- _AIM OF THE EXERCISE_
Copy the entries below exactly. Images do not belong in the copy.

--- start ---

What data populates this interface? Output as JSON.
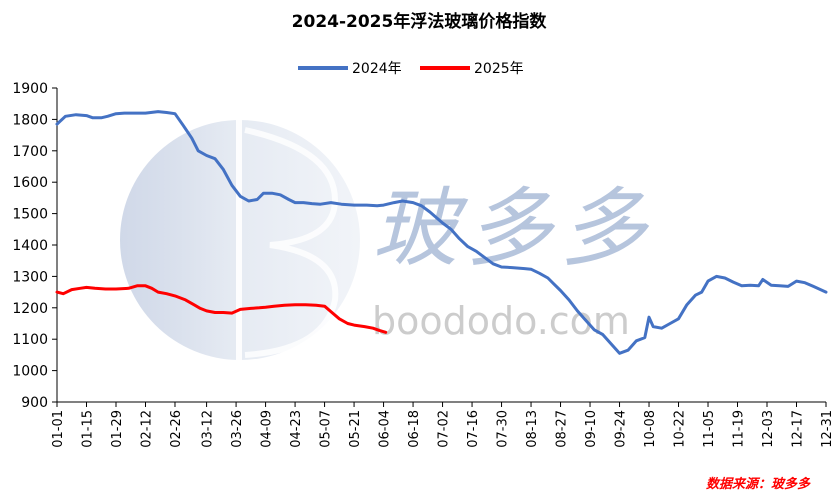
{
  "chart_data": {
    "type": "line",
    "title": "2024-2025年浮法玻璃价格指数",
    "xlabel": "",
    "ylabel": "",
    "ylim": [
      900,
      1900
    ],
    "yticks": [
      900,
      1000,
      1100,
      1200,
      1300,
      1400,
      1500,
      1600,
      1700,
      1800,
      1900
    ],
    "x_ticks": [
      "01-01",
      "01-15",
      "01-29",
      "02-12",
      "02-26",
      "03-12",
      "03-26",
      "04-09",
      "04-23",
      "05-07",
      "05-21",
      "06-04",
      "06-18",
      "07-02",
      "07-16",
      "07-30",
      "08-13",
      "08-27",
      "09-10",
      "09-24",
      "10-08",
      "10-22",
      "11-05",
      "11-19",
      "12-03",
      "12-17",
      "12-31"
    ],
    "legend_position": "top-center",
    "grid": false,
    "series": [
      {
        "name": "2024年",
        "color": "#4472c4",
        "points": [
          [
            "01-01",
            1785
          ],
          [
            "01-05",
            1810
          ],
          [
            "01-10",
            1815
          ],
          [
            "01-15",
            1812
          ],
          [
            "01-18",
            1805
          ],
          [
            "01-22",
            1805
          ],
          [
            "01-25",
            1810
          ],
          [
            "01-29",
            1818
          ],
          [
            "02-02",
            1820
          ],
          [
            "02-08",
            1820
          ],
          [
            "02-12",
            1820
          ],
          [
            "02-18",
            1825
          ],
          [
            "02-22",
            1822
          ],
          [
            "02-26",
            1818
          ],
          [
            "03-01",
            1780
          ],
          [
            "03-05",
            1740
          ],
          [
            "03-08",
            1700
          ],
          [
            "03-12",
            1685
          ],
          [
            "03-16",
            1675
          ],
          [
            "03-20",
            1640
          ],
          [
            "03-24",
            1590
          ],
          [
            "03-28",
            1555
          ],
          [
            "04-01",
            1540
          ],
          [
            "04-05",
            1545
          ],
          [
            "04-08",
            1565
          ],
          [
            "04-12",
            1565
          ],
          [
            "04-16",
            1560
          ],
          [
            "04-20",
            1545
          ],
          [
            "04-23",
            1535
          ],
          [
            "04-27",
            1535
          ],
          [
            "05-01",
            1532
          ],
          [
            "05-05",
            1530
          ],
          [
            "05-10",
            1535
          ],
          [
            "05-15",
            1530
          ],
          [
            "05-21",
            1527
          ],
          [
            "05-27",
            1527
          ],
          [
            "06-01",
            1525
          ],
          [
            "06-04",
            1527
          ],
          [
            "06-09",
            1535
          ],
          [
            "06-13",
            1540
          ],
          [
            "06-18",
            1535
          ],
          [
            "06-22",
            1525
          ],
          [
            "06-26",
            1505
          ],
          [
            "07-02",
            1470
          ],
          [
            "07-06",
            1450
          ],
          [
            "07-10",
            1420
          ],
          [
            "07-14",
            1395
          ],
          [
            "07-18",
            1380
          ],
          [
            "07-22",
            1360
          ],
          [
            "07-26",
            1340
          ],
          [
            "07-30",
            1330
          ],
          [
            "08-04",
            1328
          ],
          [
            "08-10",
            1325
          ],
          [
            "08-13",
            1323
          ],
          [
            "08-17",
            1310
          ],
          [
            "08-21",
            1295
          ],
          [
            "08-24",
            1275
          ],
          [
            "08-27",
            1255
          ],
          [
            "08-31",
            1225
          ],
          [
            "09-04",
            1190
          ],
          [
            "09-08",
            1160
          ],
          [
            "09-12",
            1130
          ],
          [
            "09-16",
            1115
          ],
          [
            "09-20",
            1085
          ],
          [
            "09-24",
            1055
          ],
          [
            "09-28",
            1065
          ],
          [
            "10-02",
            1095
          ],
          [
            "10-06",
            1105
          ],
          [
            "10-08",
            1170
          ],
          [
            "10-10",
            1140
          ],
          [
            "10-14",
            1135
          ],
          [
            "10-18",
            1150
          ],
          [
            "10-22",
            1165
          ],
          [
            "10-26",
            1210
          ],
          [
            "10-30",
            1240
          ],
          [
            "11-02",
            1250
          ],
          [
            "11-05",
            1285
          ],
          [
            "11-09",
            1300
          ],
          [
            "11-13",
            1295
          ],
          [
            "11-17",
            1282
          ],
          [
            "11-21",
            1270
          ],
          [
            "11-25",
            1272
          ],
          [
            "11-29",
            1270
          ],
          [
            "12-01",
            1290
          ],
          [
            "12-05",
            1272
          ],
          [
            "12-09",
            1270
          ],
          [
            "12-13",
            1268
          ],
          [
            "12-17",
            1285
          ],
          [
            "12-21",
            1280
          ],
          [
            "12-25",
            1268
          ],
          [
            "12-31",
            1250
          ]
        ]
      },
      {
        "name": "2025年",
        "color": "#ff0000",
        "points": [
          [
            "01-01",
            1250
          ],
          [
            "01-04",
            1245
          ],
          [
            "01-08",
            1258
          ],
          [
            "01-12",
            1262
          ],
          [
            "01-15",
            1265
          ],
          [
            "01-19",
            1262
          ],
          [
            "01-24",
            1260
          ],
          [
            "01-29",
            1260
          ],
          [
            "02-04",
            1262
          ],
          [
            "02-08",
            1270
          ],
          [
            "02-12",
            1270
          ],
          [
            "02-15",
            1262
          ],
          [
            "02-18",
            1250
          ],
          [
            "02-22",
            1245
          ],
          [
            "02-26",
            1238
          ],
          [
            "03-02",
            1225
          ],
          [
            "03-06",
            1210
          ],
          [
            "03-09",
            1198
          ],
          [
            "03-12",
            1190
          ],
          [
            "03-16",
            1185
          ],
          [
            "03-20",
            1185
          ],
          [
            "03-24",
            1183
          ],
          [
            "03-28",
            1195
          ],
          [
            "04-02",
            1198
          ],
          [
            "04-06",
            1200
          ],
          [
            "04-09",
            1202
          ],
          [
            "04-13",
            1205
          ],
          [
            "04-18",
            1208
          ],
          [
            "04-23",
            1210
          ],
          [
            "04-28",
            1210
          ],
          [
            "05-03",
            1208
          ],
          [
            "05-07",
            1205
          ],
          [
            "05-10",
            1188
          ],
          [
            "05-14",
            1165
          ],
          [
            "05-18",
            1150
          ],
          [
            "05-21",
            1145
          ],
          [
            "05-26",
            1140
          ],
          [
            "05-30",
            1135
          ],
          [
            "06-02",
            1128
          ],
          [
            "06-05",
            1122
          ]
        ]
      }
    ]
  },
  "watermark": {
    "cn": "玻多多",
    "en": "boododo.com"
  },
  "source_note": "数据来源：玻多多"
}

--- end ---

- _SOLUTION TO THIS EXERCISE_
What data populates this interface? Output as JSON.
{
  "chart_data": {
    "type": "line",
    "title": "2024-2025年浮法玻璃价格指数",
    "xlabel": "",
    "ylabel": "",
    "ylim": [
      900,
      1900
    ],
    "yticks": [
      900,
      1000,
      1100,
      1200,
      1300,
      1400,
      1500,
      1600,
      1700,
      1800,
      1900
    ],
    "x_ticks": [
      "01-01",
      "01-15",
      "01-29",
      "02-12",
      "02-26",
      "03-12",
      "03-26",
      "04-09",
      "04-23",
      "05-07",
      "05-21",
      "06-04",
      "06-18",
      "07-02",
      "07-16",
      "07-30",
      "08-13",
      "08-27",
      "09-10",
      "09-24",
      "10-08",
      "10-22",
      "11-05",
      "11-19",
      "12-03",
      "12-17",
      "12-31"
    ],
    "legend_position": "top-center",
    "grid": false,
    "series": [
      {
        "name": "2024年",
        "color": "#4472c4",
        "points": [
          [
            "01-01",
            1785
          ],
          [
            "01-05",
            1810
          ],
          [
            "01-10",
            1815
          ],
          [
            "01-15",
            1812
          ],
          [
            "01-18",
            1805
          ],
          [
            "01-22",
            1805
          ],
          [
            "01-25",
            1810
          ],
          [
            "01-29",
            1818
          ],
          [
            "02-02",
            1820
          ],
          [
            "02-08",
            1820
          ],
          [
            "02-12",
            1820
          ],
          [
            "02-18",
            1825
          ],
          [
            "02-22",
            1822
          ],
          [
            "02-26",
            1818
          ],
          [
            "03-01",
            1780
          ],
          [
            "03-05",
            1740
          ],
          [
            "03-08",
            1700
          ],
          [
            "03-12",
            1685
          ],
          [
            "03-16",
            1675
          ],
          [
            "03-20",
            1640
          ],
          [
            "03-24",
            1590
          ],
          [
            "03-28",
            1555
          ],
          [
            "04-01",
            1540
          ],
          [
            "04-05",
            1545
          ],
          [
            "04-08",
            1565
          ],
          [
            "04-12",
            1565
          ],
          [
            "04-16",
            1560
          ],
          [
            "04-20",
            1545
          ],
          [
            "04-23",
            1535
          ],
          [
            "04-27",
            1535
          ],
          [
            "05-01",
            1532
          ],
          [
            "05-05",
            1530
          ],
          [
            "05-10",
            1535
          ],
          [
            "05-15",
            1530
          ],
          [
            "05-21",
            1527
          ],
          [
            "05-27",
            1527
          ],
          [
            "06-01",
            1525
          ],
          [
            "06-04",
            1527
          ],
          [
            "06-09",
            1535
          ],
          [
            "06-13",
            1540
          ],
          [
            "06-18",
            1535
          ],
          [
            "06-22",
            1525
          ],
          [
            "06-26",
            1505
          ],
          [
            "07-02",
            1470
          ],
          [
            "07-06",
            1450
          ],
          [
            "07-10",
            1420
          ],
          [
            "07-14",
            1395
          ],
          [
            "07-18",
            1380
          ],
          [
            "07-22",
            1360
          ],
          [
            "07-26",
            1340
          ],
          [
            "07-30",
            1330
          ],
          [
            "08-04",
            1328
          ],
          [
            "08-10",
            1325
          ],
          [
            "08-13",
            1323
          ],
          [
            "08-17",
            1310
          ],
          [
            "08-21",
            1295
          ],
          [
            "08-24",
            1275
          ],
          [
            "08-27",
            1255
          ],
          [
            "08-31",
            1225
          ],
          [
            "09-04",
            1190
          ],
          [
            "09-08",
            1160
          ],
          [
            "09-12",
            1130
          ],
          [
            "09-16",
            1115
          ],
          [
            "09-20",
            1085
          ],
          [
            "09-24",
            1055
          ],
          [
            "09-28",
            1065
          ],
          [
            "10-02",
            1095
          ],
          [
            "10-06",
            1105
          ],
          [
            "10-08",
            1170
          ],
          [
            "10-10",
            1140
          ],
          [
            "10-14",
            1135
          ],
          [
            "10-18",
            1150
          ],
          [
            "10-22",
            1165
          ],
          [
            "10-26",
            1210
          ],
          [
            "10-30",
            1240
          ],
          [
            "11-02",
            1250
          ],
          [
            "11-05",
            1285
          ],
          [
            "11-09",
            1300
          ],
          [
            "11-13",
            1295
          ],
          [
            "11-17",
            1282
          ],
          [
            "11-21",
            1270
          ],
          [
            "11-25",
            1272
          ],
          [
            "11-29",
            1270
          ],
          [
            "12-01",
            1290
          ],
          [
            "12-05",
            1272
          ],
          [
            "12-09",
            1270
          ],
          [
            "12-13",
            1268
          ],
          [
            "12-17",
            1285
          ],
          [
            "12-21",
            1280
          ],
          [
            "12-25",
            1268
          ],
          [
            "12-31",
            1250
          ]
        ]
      },
      {
        "name": "2025年",
        "color": "#ff0000",
        "points": [
          [
            "01-01",
            1250
          ],
          [
            "01-04",
            1245
          ],
          [
            "01-08",
            1258
          ],
          [
            "01-12",
            1262
          ],
          [
            "01-15",
            1265
          ],
          [
            "01-19",
            1262
          ],
          [
            "01-24",
            1260
          ],
          [
            "01-29",
            1260
          ],
          [
            "02-04",
            1262
          ],
          [
            "02-08",
            1270
          ],
          [
            "02-12",
            1270
          ],
          [
            "02-15",
            1262
          ],
          [
            "02-18",
            1250
          ],
          [
            "02-22",
            1245
          ],
          [
            "02-26",
            1238
          ],
          [
            "03-02",
            1225
          ],
          [
            "03-06",
            1210
          ],
          [
            "03-09",
            1198
          ],
          [
            "03-12",
            1190
          ],
          [
            "03-16",
            1185
          ],
          [
            "03-20",
            1185
          ],
          [
            "03-24",
            1183
          ],
          [
            "03-28",
            1195
          ],
          [
            "04-02",
            1198
          ],
          [
            "04-06",
            1200
          ],
          [
            "04-09",
            1202
          ],
          [
            "04-13",
            1205
          ],
          [
            "04-18",
            1208
          ],
          [
            "04-23",
            1210
          ],
          [
            "04-28",
            1210
          ],
          [
            "05-03",
            1208
          ],
          [
            "05-07",
            1205
          ],
          [
            "05-10",
            1188
          ],
          [
            "05-14",
            1165
          ],
          [
            "05-18",
            1150
          ],
          [
            "05-21",
            1145
          ],
          [
            "05-26",
            1140
          ],
          [
            "05-30",
            1135
          ],
          [
            "06-02",
            1128
          ],
          [
            "06-05",
            1122
          ]
        ]
      }
    ]
  },
  "watermark": {
    "cn": "玻多多",
    "en": "boododo.com"
  },
  "source_note": "数据来源：玻多多"
}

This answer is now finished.